## Begin DATASET EXTRACT

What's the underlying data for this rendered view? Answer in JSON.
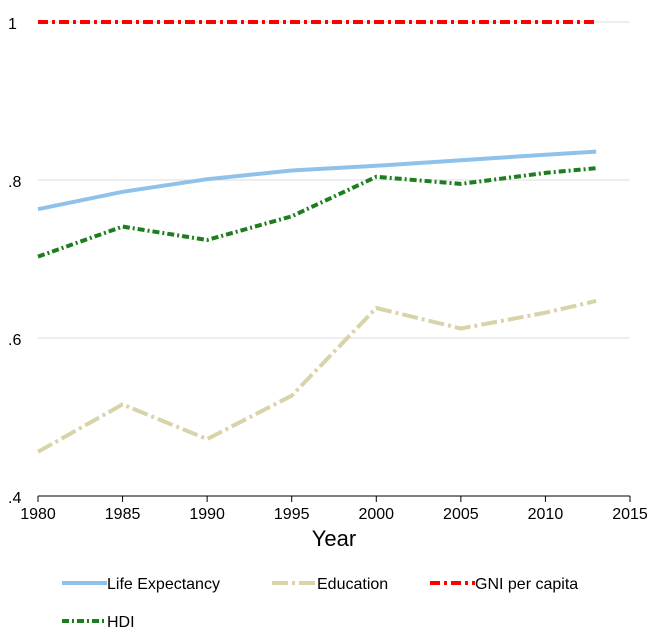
{
  "chart_data": {
    "type": "line",
    "xlabel": "Year",
    "ylabel": "",
    "xlim": [
      1980,
      2015
    ],
    "ylim": [
      0.4,
      1.0
    ],
    "x_ticks": [
      1980,
      1985,
      1990,
      1995,
      2000,
      2005,
      2010,
      2015
    ],
    "x_tick_labels": [
      "1980",
      "1985",
      "1990",
      "1995",
      "2000",
      "2005",
      "2010",
      "2015"
    ],
    "y_ticks": [
      0.4,
      0.6,
      0.8,
      1.0
    ],
    "y_tick_labels": [
      ".4",
      ".6",
      ".8",
      "1"
    ],
    "grid": true,
    "legend_position": "bottom",
    "x": [
      1980,
      1985,
      1990,
      1995,
      2000,
      2005,
      2010,
      2013
    ],
    "series": [
      {
        "name": "Life Expectancy",
        "color": "#8fc2ea",
        "style": "solid",
        "values": [
          0.763,
          0.785,
          0.801,
          0.812,
          0.818,
          0.825,
          0.832,
          0.836
        ]
      },
      {
        "name": "Education",
        "color": "#d8d3a8",
        "style": "longdash-dot",
        "values": [
          0.456,
          0.516,
          0.472,
          0.527,
          0.638,
          0.612,
          0.632,
          0.647
        ]
      },
      {
        "name": "GNI per capita",
        "color": "#ff0000",
        "style": "dash-dot",
        "values": [
          1.0,
          1.0,
          1.0,
          1.0,
          1.0,
          1.0,
          1.0,
          1.0
        ]
      },
      {
        "name": "HDI",
        "color": "#1e7d1e",
        "style": "short-dash-dot",
        "values": [
          0.703,
          0.741,
          0.724,
          0.754,
          0.804,
          0.795,
          0.809,
          0.815
        ]
      }
    ]
  }
}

## End DATASET EXTRACT

Output, exactly, all the records above; include no pictures.

What's the underlying data for this rendered view? Answer in JSON.
{
  "chart_data": {
    "type": "line",
    "xlabel": "Year",
    "ylabel": "",
    "xlim": [
      1980,
      2015
    ],
    "ylim": [
      0.4,
      1.0
    ],
    "x_ticks": [
      1980,
      1985,
      1990,
      1995,
      2000,
      2005,
      2010,
      2015
    ],
    "x_tick_labels": [
      "1980",
      "1985",
      "1990",
      "1995",
      "2000",
      "2005",
      "2010",
      "2015"
    ],
    "y_ticks": [
      0.4,
      0.6,
      0.8,
      1.0
    ],
    "y_tick_labels": [
      ".4",
      ".6",
      ".8",
      "1"
    ],
    "grid": true,
    "legend_position": "bottom",
    "x": [
      1980,
      1985,
      1990,
      1995,
      2000,
      2005,
      2010,
      2013
    ],
    "series": [
      {
        "name": "Life Expectancy",
        "color": "#8fc2ea",
        "style": "solid",
        "values": [
          0.763,
          0.785,
          0.801,
          0.812,
          0.818,
          0.825,
          0.832,
          0.836
        ]
      },
      {
        "name": "Education",
        "color": "#d8d3a8",
        "style": "longdash-dot",
        "values": [
          0.456,
          0.516,
          0.472,
          0.527,
          0.638,
          0.612,
          0.632,
          0.647
        ]
      },
      {
        "name": "GNI per capita",
        "color": "#ff0000",
        "style": "dash-dot",
        "values": [
          1.0,
          1.0,
          1.0,
          1.0,
          1.0,
          1.0,
          1.0,
          1.0
        ]
      },
      {
        "name": "HDI",
        "color": "#1e7d1e",
        "style": "short-dash-dot",
        "values": [
          0.703,
          0.741,
          0.724,
          0.754,
          0.804,
          0.795,
          0.809,
          0.815
        ]
      }
    ]
  }
}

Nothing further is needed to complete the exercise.